** START **
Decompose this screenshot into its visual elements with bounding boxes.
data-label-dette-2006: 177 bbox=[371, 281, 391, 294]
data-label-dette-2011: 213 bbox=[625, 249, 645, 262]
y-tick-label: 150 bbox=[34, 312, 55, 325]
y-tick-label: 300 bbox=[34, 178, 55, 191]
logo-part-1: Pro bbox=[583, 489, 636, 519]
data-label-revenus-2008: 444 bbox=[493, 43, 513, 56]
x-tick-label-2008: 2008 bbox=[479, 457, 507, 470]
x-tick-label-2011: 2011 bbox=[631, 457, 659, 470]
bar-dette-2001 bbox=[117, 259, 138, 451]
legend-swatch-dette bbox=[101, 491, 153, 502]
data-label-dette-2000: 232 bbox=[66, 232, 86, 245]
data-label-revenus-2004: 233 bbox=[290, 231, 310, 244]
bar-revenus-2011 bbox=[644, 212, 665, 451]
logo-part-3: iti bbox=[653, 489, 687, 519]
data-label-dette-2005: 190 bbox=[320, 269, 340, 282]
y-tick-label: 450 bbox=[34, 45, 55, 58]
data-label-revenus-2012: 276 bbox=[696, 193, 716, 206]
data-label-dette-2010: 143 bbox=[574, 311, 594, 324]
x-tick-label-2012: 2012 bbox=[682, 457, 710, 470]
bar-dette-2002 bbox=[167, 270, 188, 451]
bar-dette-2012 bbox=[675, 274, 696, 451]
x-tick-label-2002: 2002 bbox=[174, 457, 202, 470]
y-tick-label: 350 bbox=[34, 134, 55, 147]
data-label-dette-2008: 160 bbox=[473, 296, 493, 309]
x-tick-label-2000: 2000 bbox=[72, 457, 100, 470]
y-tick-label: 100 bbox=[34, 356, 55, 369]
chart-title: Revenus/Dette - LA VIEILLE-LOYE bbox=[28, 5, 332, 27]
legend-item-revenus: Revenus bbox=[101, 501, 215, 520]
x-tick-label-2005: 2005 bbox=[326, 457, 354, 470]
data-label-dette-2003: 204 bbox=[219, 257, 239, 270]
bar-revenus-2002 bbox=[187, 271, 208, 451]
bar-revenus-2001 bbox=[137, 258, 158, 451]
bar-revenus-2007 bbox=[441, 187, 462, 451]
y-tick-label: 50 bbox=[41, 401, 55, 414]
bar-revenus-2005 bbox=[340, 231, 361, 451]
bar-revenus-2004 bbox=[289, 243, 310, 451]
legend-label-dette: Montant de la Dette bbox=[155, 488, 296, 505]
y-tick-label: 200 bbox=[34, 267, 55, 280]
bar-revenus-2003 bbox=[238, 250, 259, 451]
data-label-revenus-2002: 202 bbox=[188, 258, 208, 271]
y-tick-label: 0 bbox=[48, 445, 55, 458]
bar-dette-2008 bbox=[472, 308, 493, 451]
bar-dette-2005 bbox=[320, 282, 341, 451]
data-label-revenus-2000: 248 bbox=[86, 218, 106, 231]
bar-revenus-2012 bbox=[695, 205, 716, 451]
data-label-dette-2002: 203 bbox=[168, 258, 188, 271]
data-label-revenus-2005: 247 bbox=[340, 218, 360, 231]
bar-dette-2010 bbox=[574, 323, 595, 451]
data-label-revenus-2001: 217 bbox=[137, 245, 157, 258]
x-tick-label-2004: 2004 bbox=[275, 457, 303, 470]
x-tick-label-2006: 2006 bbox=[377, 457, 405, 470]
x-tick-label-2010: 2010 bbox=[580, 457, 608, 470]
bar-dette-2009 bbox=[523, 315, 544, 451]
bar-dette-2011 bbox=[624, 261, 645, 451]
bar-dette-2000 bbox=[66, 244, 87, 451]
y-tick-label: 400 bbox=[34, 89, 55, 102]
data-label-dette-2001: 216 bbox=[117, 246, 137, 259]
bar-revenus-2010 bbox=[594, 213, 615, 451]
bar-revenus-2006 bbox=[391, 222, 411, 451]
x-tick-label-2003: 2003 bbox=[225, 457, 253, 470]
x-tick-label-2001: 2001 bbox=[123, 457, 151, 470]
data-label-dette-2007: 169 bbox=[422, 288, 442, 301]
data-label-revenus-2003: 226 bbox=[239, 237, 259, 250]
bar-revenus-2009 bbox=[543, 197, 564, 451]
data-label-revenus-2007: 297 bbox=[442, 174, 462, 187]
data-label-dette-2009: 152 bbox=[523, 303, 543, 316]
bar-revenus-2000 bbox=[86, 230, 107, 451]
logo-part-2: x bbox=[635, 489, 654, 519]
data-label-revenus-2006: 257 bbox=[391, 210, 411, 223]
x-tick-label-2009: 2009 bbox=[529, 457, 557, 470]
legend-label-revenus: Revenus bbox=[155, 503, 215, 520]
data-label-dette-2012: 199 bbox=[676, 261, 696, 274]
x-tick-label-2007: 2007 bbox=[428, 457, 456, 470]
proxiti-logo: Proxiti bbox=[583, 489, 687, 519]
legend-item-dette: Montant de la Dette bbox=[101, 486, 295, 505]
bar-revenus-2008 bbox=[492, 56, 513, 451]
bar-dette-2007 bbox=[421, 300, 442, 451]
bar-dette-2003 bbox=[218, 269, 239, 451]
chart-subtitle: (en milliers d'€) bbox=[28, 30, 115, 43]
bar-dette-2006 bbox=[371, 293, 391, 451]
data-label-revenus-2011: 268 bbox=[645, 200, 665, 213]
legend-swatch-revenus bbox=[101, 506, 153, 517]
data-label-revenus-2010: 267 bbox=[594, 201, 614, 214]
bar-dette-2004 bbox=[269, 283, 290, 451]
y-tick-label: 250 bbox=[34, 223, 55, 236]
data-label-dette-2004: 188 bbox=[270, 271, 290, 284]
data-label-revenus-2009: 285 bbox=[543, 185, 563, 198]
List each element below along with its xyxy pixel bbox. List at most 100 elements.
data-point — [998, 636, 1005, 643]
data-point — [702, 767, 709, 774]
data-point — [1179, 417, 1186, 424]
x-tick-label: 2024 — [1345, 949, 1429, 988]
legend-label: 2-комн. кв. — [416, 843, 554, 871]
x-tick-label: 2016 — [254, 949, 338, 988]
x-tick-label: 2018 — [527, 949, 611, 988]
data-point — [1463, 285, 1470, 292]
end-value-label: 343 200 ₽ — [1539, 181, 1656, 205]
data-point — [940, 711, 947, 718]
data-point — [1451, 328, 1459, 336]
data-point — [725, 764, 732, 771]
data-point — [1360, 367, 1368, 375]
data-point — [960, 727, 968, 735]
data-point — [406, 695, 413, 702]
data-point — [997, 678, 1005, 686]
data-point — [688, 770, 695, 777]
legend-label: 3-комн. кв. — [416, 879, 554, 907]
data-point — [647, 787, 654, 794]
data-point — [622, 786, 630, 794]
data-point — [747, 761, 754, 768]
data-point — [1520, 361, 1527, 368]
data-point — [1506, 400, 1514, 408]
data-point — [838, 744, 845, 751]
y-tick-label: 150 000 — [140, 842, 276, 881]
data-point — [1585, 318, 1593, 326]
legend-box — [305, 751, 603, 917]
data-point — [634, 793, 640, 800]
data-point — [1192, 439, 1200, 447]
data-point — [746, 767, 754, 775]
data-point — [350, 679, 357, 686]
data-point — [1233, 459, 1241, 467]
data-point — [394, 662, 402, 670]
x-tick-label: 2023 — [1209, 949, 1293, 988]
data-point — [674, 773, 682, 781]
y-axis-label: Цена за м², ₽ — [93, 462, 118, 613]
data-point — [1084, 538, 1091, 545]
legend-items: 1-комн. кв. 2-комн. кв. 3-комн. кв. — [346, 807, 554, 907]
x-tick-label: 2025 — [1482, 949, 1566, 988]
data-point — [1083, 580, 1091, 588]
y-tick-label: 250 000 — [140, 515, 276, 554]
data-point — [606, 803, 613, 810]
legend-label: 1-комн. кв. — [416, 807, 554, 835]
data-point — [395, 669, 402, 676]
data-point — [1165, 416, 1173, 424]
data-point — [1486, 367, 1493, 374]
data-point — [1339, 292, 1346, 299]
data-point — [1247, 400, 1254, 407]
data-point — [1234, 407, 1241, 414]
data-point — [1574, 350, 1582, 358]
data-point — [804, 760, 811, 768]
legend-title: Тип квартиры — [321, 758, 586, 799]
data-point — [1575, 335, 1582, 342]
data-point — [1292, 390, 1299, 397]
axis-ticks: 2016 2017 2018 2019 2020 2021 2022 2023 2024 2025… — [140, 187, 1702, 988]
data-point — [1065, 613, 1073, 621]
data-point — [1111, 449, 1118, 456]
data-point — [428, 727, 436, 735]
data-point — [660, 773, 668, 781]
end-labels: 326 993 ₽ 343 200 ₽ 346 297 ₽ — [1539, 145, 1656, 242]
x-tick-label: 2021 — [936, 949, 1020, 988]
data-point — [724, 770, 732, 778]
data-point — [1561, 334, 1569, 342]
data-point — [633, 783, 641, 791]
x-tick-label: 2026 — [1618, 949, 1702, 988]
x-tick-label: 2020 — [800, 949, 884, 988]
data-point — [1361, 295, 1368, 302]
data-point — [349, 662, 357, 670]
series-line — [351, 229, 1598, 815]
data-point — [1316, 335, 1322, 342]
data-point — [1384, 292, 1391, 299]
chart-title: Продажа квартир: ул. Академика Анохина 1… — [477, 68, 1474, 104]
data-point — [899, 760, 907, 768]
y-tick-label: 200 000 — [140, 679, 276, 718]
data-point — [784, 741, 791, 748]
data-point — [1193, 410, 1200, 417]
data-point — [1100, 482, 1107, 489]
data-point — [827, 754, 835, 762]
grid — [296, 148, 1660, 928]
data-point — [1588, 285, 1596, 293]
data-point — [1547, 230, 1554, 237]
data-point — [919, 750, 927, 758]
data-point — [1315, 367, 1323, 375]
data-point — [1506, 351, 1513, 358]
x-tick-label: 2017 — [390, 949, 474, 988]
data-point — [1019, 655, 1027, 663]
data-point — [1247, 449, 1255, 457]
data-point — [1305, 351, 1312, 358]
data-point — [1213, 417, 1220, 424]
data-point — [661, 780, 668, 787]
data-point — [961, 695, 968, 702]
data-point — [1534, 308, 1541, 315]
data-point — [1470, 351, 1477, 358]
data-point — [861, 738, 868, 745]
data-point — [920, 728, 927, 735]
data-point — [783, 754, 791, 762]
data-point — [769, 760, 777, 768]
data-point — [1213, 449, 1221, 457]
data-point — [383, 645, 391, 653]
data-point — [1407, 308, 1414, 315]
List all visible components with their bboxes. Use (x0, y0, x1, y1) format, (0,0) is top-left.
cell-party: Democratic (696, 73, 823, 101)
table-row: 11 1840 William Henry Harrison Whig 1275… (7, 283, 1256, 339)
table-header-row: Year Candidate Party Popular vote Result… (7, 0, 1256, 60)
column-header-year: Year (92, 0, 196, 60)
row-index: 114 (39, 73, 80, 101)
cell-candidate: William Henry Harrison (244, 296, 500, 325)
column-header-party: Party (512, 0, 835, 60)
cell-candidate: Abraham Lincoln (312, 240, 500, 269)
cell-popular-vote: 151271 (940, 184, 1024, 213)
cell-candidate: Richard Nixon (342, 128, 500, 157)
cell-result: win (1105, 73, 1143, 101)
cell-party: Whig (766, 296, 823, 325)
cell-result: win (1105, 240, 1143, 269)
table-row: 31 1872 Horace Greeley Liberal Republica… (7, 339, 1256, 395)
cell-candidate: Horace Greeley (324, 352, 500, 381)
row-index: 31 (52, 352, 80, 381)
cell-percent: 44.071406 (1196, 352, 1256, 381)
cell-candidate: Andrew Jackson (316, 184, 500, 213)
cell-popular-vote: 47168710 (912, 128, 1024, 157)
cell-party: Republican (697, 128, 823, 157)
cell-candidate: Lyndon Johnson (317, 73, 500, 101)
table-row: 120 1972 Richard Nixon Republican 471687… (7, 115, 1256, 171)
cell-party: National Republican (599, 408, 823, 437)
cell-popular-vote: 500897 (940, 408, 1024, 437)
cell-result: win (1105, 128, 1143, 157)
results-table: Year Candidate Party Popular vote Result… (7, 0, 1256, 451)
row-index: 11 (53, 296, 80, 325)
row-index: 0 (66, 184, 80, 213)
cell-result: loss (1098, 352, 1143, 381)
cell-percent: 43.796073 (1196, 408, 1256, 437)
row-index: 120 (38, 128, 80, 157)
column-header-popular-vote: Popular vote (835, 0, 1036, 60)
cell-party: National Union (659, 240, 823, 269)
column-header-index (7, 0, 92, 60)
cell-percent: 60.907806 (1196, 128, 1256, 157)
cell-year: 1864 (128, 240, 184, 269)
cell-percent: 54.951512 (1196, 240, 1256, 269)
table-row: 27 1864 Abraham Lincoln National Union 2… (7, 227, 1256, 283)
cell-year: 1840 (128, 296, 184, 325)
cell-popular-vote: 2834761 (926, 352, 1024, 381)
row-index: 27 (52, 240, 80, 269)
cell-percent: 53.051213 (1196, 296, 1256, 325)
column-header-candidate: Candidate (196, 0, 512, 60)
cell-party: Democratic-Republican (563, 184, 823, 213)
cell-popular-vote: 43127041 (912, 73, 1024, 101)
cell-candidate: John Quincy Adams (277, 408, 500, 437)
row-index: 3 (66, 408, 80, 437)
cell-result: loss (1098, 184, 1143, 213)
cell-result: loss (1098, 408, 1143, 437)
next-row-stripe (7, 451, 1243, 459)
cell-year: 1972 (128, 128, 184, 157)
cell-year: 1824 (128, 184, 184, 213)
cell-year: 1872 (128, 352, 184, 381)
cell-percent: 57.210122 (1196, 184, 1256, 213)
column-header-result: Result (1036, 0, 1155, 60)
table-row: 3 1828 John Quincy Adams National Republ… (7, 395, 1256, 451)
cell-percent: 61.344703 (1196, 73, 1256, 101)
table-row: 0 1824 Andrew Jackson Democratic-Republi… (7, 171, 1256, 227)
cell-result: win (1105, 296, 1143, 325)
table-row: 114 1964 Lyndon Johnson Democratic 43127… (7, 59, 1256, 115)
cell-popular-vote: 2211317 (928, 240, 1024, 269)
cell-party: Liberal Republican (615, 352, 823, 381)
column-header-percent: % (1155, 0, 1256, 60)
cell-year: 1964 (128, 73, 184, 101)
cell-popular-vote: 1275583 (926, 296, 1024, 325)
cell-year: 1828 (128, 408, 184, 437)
** END **
- _WRITTEN TASK_: Rewrite the rows from the first one through the line containing "x-tick-label-2000: 2000 bbox=[72, 457, 100, 470]", replacing "dette" with "debt" and leaving everything else unchanged.

- _SOLUTION TO THE EXERCISE_:
Decompose this screenshot into its visual elements with bounding boxes.
data-label-debt-2006: 177 bbox=[371, 281, 391, 294]
data-label-debt-2011: 213 bbox=[625, 249, 645, 262]
y-tick-label: 150 bbox=[34, 312, 55, 325]
y-tick-label: 300 bbox=[34, 178, 55, 191]
logo-part-1: Pro bbox=[583, 489, 636, 519]
data-label-revenus-2008: 444 bbox=[493, 43, 513, 56]
x-tick-label-2008: 2008 bbox=[479, 457, 507, 470]
x-tick-label-2011: 2011 bbox=[631, 457, 659, 470]
bar-debt-2001 bbox=[117, 259, 138, 451]
legend-swatch-debt bbox=[101, 491, 153, 502]
data-label-debt-2000: 232 bbox=[66, 232, 86, 245]
data-label-revenus-2004: 233 bbox=[290, 231, 310, 244]
bar-revenus-2011 bbox=[644, 212, 665, 451]
logo-part-3: iti bbox=[653, 489, 687, 519]
data-label-debt-2005: 190 bbox=[320, 269, 340, 282]
y-tick-label: 450 bbox=[34, 45, 55, 58]
data-label-revenus-2012: 276 bbox=[696, 193, 716, 206]
data-label-debt-2010: 143 bbox=[574, 311, 594, 324]
x-tick-label-2012: 2012 bbox=[682, 457, 710, 470]
bar-debt-2002 bbox=[167, 270, 188, 451]
bar-debt-2012 bbox=[675, 274, 696, 451]
x-tick-label-2002: 2002 bbox=[174, 457, 202, 470]
y-tick-label: 350 bbox=[34, 134, 55, 147]
data-label-debt-2008: 160 bbox=[473, 296, 493, 309]
x-tick-label-2000: 2000 bbox=[72, 457, 100, 470]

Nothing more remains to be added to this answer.